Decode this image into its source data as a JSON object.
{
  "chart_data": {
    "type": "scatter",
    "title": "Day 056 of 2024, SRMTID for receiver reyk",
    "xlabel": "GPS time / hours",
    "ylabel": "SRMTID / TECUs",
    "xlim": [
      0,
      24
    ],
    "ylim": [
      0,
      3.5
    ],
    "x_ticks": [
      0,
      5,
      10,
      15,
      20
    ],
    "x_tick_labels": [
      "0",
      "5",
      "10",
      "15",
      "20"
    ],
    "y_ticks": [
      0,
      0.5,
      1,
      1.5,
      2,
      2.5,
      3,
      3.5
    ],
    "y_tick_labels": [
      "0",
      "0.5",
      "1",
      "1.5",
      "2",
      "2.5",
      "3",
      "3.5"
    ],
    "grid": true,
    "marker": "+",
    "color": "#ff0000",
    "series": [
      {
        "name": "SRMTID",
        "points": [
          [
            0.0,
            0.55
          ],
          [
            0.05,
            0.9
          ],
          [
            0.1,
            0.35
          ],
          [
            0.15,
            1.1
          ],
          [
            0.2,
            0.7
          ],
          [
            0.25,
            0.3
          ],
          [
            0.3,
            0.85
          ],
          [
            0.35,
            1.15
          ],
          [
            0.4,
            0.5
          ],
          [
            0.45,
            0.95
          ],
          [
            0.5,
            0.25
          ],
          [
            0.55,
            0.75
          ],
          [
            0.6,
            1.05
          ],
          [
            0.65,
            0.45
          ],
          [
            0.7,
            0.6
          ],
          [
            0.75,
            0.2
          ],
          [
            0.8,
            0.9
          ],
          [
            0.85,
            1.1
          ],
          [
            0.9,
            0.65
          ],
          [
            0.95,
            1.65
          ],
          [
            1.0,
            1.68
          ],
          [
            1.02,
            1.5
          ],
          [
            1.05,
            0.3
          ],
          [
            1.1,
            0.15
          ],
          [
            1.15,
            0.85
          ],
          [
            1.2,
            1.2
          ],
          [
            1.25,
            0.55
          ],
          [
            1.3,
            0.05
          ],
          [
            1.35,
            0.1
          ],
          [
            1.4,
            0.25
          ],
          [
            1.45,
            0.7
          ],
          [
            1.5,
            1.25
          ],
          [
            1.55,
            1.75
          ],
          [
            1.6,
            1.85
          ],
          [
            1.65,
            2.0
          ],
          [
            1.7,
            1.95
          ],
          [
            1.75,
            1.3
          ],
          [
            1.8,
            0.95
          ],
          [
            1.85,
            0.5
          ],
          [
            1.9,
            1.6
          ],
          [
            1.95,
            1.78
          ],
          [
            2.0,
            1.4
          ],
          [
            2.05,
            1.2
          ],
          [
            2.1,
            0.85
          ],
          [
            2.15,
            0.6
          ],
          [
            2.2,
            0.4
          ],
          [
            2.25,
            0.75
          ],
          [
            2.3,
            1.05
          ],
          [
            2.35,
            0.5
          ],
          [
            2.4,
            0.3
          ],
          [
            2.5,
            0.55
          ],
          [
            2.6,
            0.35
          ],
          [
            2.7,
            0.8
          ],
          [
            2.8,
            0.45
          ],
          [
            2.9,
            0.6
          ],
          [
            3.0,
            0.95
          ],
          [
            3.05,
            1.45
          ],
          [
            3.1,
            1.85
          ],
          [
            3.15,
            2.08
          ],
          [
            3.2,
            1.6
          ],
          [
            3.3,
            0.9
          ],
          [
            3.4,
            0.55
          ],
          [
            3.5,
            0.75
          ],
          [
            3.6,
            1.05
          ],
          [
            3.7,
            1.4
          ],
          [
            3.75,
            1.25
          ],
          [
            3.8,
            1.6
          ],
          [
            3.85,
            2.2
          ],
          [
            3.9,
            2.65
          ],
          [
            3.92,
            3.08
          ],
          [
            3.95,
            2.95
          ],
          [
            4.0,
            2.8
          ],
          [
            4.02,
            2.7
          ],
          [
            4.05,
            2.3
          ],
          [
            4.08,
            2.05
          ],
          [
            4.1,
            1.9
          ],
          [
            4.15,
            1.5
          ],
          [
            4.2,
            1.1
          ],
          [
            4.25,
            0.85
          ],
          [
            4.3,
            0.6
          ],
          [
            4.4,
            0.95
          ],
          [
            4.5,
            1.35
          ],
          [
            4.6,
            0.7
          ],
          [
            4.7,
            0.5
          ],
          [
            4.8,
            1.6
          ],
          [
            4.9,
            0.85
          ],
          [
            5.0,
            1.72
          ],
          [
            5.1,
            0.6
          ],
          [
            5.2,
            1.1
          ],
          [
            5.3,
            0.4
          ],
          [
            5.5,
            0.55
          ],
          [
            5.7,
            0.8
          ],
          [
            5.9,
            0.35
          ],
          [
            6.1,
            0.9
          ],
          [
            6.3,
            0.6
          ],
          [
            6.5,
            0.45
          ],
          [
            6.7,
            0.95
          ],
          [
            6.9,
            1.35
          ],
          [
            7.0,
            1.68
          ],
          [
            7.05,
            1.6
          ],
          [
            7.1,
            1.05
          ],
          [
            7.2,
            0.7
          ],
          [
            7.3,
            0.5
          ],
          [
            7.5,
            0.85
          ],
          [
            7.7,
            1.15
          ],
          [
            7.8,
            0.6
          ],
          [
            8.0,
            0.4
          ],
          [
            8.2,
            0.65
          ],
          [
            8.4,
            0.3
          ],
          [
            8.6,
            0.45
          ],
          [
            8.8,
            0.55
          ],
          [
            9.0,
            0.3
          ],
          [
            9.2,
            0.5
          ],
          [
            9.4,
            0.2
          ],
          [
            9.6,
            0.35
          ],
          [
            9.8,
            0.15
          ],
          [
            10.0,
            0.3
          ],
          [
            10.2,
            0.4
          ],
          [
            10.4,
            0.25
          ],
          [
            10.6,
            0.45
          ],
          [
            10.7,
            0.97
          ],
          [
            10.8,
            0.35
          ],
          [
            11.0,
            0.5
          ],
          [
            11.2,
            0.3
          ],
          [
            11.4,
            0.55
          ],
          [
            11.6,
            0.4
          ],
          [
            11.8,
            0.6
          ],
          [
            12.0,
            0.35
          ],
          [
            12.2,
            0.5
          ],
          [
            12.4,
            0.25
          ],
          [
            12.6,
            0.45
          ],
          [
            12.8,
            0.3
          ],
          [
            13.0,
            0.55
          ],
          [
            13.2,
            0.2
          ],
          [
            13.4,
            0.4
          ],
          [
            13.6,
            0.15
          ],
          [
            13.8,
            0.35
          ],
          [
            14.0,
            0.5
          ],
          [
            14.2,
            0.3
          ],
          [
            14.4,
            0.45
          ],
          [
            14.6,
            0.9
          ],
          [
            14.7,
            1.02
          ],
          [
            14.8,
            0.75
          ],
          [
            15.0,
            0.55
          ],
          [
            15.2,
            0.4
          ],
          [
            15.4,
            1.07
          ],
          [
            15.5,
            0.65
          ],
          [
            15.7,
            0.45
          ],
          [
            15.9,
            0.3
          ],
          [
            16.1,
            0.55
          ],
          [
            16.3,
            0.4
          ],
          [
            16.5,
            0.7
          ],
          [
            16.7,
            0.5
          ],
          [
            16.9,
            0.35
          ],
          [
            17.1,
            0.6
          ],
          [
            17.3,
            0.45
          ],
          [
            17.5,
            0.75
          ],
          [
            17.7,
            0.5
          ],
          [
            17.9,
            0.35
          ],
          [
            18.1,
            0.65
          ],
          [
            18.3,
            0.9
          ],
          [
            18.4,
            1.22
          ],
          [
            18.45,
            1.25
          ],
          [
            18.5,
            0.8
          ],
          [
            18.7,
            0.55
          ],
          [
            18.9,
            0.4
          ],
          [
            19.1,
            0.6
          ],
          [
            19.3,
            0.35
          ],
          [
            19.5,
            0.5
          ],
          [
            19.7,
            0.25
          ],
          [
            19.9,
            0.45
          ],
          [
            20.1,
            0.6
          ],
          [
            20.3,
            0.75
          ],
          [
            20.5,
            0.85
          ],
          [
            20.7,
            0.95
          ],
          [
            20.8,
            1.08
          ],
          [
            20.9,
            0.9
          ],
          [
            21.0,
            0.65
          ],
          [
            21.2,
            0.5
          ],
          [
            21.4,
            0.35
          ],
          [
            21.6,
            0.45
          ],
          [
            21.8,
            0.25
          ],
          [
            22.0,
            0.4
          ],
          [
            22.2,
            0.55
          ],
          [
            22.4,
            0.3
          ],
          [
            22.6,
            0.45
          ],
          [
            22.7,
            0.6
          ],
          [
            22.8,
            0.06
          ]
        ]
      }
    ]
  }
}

▸ **Do this**
Which lines contain "SRMTID"? Show each of them.

▸ **Expected answer**
    "title": "Day 056 of 2024, SRMTID for receiver reyk",
    "ylabel": "SRMTID / TECUs",
        "name": "SRMTID",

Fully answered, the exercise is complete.